- **CHALLENGE**:
Copy out the lines that include the word "this".

- **RECORDS FOR THE TASK**:
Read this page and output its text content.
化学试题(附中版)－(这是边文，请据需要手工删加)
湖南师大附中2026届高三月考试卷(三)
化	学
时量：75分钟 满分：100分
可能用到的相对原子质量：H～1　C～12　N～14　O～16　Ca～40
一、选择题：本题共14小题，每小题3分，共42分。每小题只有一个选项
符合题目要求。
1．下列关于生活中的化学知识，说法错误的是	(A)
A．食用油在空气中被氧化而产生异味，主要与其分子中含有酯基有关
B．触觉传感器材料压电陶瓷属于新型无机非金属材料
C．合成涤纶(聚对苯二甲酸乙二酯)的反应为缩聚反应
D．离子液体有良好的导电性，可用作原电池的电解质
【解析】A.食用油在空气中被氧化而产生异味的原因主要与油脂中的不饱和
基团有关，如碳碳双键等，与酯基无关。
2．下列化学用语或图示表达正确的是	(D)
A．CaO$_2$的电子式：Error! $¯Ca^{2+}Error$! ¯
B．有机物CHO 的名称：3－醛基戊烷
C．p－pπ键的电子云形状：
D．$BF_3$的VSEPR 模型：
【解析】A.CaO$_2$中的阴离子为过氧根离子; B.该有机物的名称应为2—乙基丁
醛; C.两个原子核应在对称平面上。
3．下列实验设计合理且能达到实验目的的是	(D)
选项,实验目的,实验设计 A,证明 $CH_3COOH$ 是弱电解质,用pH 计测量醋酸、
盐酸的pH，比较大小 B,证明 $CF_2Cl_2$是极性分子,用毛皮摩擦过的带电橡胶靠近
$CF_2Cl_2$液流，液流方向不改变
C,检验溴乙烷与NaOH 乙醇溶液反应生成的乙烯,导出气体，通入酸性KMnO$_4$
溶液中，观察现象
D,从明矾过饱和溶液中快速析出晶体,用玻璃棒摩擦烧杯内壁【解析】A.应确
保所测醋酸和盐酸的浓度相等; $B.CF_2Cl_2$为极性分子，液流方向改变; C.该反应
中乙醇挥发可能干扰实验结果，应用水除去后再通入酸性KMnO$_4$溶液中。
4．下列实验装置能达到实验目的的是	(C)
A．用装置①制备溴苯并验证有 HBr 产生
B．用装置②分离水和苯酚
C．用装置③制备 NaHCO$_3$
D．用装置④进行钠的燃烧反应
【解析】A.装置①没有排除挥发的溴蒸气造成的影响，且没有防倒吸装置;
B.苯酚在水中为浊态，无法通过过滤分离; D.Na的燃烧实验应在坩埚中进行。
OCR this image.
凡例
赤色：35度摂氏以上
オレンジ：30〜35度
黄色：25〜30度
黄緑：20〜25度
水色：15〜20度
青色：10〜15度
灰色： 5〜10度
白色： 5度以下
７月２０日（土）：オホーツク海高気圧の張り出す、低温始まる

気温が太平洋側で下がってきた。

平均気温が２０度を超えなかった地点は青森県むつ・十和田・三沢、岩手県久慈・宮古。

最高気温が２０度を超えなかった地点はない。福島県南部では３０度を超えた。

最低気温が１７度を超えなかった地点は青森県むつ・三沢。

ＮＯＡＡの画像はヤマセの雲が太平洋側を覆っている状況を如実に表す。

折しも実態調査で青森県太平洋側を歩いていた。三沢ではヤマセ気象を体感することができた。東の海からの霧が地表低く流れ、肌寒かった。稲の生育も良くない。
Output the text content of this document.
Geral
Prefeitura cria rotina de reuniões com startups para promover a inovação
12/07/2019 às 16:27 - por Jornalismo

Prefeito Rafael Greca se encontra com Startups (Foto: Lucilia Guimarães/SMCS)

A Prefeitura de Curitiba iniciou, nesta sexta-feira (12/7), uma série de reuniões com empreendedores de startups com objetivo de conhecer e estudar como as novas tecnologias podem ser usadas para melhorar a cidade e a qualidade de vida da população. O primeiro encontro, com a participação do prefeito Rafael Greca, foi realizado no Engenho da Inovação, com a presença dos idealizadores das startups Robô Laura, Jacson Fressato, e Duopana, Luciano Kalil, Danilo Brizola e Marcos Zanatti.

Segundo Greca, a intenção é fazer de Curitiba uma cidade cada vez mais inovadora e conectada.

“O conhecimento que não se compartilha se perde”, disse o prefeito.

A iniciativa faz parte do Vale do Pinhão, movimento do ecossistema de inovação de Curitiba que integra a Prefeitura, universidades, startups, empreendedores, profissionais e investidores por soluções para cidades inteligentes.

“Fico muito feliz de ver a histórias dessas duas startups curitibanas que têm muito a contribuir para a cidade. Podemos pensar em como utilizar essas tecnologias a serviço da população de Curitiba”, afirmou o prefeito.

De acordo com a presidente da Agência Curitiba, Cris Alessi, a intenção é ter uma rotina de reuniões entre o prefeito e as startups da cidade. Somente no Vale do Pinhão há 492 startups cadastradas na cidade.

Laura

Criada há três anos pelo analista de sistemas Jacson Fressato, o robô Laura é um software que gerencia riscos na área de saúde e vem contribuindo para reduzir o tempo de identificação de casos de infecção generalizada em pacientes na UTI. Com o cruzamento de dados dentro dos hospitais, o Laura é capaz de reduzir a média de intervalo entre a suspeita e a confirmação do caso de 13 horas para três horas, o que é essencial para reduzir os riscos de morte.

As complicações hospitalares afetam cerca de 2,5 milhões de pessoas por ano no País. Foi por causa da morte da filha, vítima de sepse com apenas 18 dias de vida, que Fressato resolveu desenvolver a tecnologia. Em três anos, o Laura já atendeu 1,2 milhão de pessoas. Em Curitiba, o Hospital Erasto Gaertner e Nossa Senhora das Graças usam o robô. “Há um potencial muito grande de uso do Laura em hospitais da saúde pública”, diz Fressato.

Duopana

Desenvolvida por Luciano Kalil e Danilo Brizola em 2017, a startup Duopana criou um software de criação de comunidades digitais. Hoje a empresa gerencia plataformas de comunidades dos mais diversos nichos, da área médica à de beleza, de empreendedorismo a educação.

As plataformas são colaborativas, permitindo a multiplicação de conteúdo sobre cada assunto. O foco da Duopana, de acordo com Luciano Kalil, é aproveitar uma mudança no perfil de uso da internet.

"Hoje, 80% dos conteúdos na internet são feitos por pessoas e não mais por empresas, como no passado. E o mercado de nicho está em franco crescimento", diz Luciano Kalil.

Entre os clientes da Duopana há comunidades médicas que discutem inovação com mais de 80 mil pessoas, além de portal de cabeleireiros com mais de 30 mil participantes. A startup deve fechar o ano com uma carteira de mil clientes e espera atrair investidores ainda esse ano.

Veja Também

- **CORRECT OUTPUT**:
Read this page and output its text content.
OCR this image.
Output the text content of this document.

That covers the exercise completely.